* [Goal]:
Select lines where the word "milliers" appears.
((
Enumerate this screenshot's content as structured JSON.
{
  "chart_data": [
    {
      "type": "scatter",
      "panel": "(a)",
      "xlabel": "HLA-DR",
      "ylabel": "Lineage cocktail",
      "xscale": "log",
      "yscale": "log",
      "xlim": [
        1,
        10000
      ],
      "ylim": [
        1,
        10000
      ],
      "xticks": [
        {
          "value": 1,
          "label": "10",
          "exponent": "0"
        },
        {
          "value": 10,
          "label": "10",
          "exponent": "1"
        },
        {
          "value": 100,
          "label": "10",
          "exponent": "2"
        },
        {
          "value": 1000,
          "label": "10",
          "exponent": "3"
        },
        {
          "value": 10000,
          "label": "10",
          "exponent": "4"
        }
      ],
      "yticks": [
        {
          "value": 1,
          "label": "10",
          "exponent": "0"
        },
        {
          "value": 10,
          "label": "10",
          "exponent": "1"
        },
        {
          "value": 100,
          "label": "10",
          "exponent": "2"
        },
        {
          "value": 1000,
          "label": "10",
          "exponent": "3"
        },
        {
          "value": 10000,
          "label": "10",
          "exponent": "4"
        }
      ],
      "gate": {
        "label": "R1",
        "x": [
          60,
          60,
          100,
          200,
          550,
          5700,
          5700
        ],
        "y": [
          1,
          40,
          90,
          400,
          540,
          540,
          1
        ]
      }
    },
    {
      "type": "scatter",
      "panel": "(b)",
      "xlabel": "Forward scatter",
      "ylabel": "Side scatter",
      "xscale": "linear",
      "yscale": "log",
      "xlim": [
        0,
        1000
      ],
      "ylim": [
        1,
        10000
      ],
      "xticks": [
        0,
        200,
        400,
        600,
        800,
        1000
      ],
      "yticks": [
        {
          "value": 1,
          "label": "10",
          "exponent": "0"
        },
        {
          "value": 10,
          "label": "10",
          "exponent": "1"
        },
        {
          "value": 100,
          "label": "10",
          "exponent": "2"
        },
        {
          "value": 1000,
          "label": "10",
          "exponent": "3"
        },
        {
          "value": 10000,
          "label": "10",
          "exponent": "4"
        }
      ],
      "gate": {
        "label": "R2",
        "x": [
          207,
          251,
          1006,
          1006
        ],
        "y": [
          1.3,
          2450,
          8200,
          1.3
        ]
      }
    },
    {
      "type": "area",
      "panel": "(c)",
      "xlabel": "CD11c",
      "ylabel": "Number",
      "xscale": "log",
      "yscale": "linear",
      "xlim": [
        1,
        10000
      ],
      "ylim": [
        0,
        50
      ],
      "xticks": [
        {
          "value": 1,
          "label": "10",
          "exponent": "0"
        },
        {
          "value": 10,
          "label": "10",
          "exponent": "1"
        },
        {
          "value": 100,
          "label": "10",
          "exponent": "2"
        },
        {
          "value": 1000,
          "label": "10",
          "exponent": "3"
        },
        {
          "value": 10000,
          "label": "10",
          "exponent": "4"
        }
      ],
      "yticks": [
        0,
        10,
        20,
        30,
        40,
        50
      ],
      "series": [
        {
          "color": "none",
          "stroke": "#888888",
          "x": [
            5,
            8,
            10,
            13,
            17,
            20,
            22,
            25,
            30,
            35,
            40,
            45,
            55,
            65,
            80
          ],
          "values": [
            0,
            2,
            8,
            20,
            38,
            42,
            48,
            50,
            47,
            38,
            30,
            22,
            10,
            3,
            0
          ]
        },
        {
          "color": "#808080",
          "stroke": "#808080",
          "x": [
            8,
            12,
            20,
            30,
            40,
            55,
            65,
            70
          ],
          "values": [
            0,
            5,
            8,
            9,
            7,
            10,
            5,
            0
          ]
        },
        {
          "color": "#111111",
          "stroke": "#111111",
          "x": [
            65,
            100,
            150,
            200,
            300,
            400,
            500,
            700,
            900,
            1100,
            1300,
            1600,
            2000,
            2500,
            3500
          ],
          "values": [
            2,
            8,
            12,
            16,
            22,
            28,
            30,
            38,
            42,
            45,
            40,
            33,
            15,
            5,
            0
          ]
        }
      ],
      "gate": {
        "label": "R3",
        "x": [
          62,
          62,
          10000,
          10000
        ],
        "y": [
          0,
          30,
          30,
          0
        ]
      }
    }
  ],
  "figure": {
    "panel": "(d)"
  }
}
))
((
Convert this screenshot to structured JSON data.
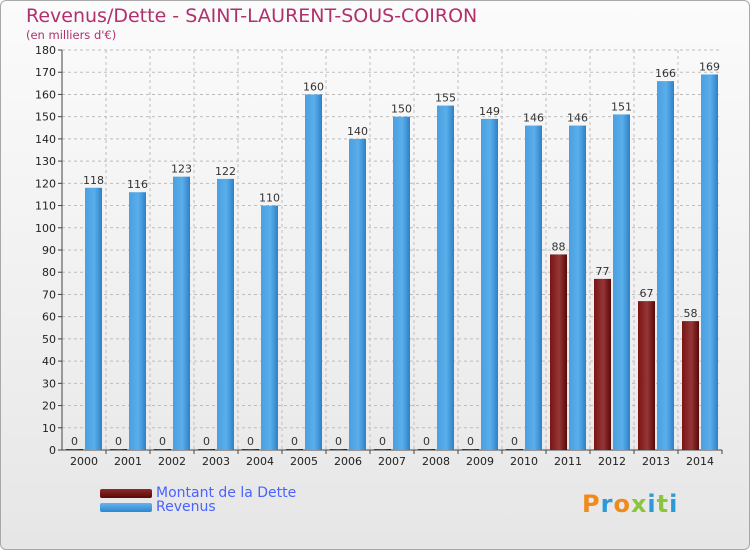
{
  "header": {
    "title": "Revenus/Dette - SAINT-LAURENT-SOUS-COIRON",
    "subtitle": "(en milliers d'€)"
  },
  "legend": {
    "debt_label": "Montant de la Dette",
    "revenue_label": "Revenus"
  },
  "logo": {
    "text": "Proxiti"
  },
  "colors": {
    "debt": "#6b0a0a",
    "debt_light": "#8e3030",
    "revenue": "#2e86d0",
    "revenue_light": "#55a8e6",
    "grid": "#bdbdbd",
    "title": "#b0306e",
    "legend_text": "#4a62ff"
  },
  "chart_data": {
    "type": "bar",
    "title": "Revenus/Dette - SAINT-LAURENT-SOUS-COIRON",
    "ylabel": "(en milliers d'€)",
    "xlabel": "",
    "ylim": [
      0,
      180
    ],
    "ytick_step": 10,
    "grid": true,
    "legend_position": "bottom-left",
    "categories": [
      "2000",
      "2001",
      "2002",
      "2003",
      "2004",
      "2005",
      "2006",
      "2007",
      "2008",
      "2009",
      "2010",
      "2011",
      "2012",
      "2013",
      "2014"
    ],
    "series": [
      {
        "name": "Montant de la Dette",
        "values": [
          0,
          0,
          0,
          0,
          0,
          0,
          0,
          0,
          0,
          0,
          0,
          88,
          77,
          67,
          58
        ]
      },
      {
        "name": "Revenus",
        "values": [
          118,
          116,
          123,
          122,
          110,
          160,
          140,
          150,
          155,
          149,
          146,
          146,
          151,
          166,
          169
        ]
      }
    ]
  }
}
))
((
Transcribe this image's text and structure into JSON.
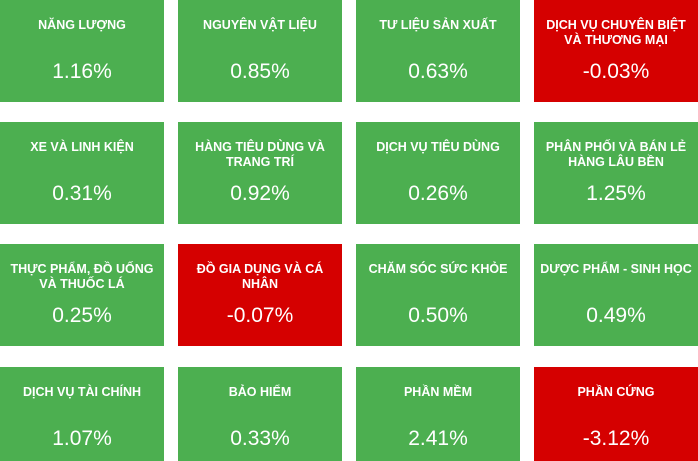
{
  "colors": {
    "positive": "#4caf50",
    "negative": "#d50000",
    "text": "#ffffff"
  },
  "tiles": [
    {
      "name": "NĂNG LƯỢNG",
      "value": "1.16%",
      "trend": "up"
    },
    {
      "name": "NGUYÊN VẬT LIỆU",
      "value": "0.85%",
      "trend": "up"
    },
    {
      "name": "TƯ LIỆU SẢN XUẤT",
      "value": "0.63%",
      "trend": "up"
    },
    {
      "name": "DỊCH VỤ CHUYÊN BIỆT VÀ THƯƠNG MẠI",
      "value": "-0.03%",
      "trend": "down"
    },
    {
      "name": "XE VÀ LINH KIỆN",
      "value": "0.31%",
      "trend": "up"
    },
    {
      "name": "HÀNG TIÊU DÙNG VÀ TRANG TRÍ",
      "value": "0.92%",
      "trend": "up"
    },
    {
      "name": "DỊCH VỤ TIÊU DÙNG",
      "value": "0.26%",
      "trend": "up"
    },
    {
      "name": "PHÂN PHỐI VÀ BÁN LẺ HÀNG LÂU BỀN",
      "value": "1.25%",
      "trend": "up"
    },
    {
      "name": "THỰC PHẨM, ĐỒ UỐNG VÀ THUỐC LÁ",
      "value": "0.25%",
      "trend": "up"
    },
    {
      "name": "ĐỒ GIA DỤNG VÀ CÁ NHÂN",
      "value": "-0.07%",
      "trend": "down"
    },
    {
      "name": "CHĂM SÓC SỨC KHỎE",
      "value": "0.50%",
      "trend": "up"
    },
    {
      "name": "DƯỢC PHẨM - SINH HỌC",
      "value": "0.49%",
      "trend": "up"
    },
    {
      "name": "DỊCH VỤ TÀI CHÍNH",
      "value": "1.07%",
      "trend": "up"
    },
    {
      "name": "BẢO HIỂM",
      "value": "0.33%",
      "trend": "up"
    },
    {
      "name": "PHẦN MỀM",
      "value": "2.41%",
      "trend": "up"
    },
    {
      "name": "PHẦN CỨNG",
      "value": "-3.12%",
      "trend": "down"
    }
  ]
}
))
* [Correct answer]:
    "subtitle": "(en milliers d'€)"
    "ylabel": "(en milliers d'€)",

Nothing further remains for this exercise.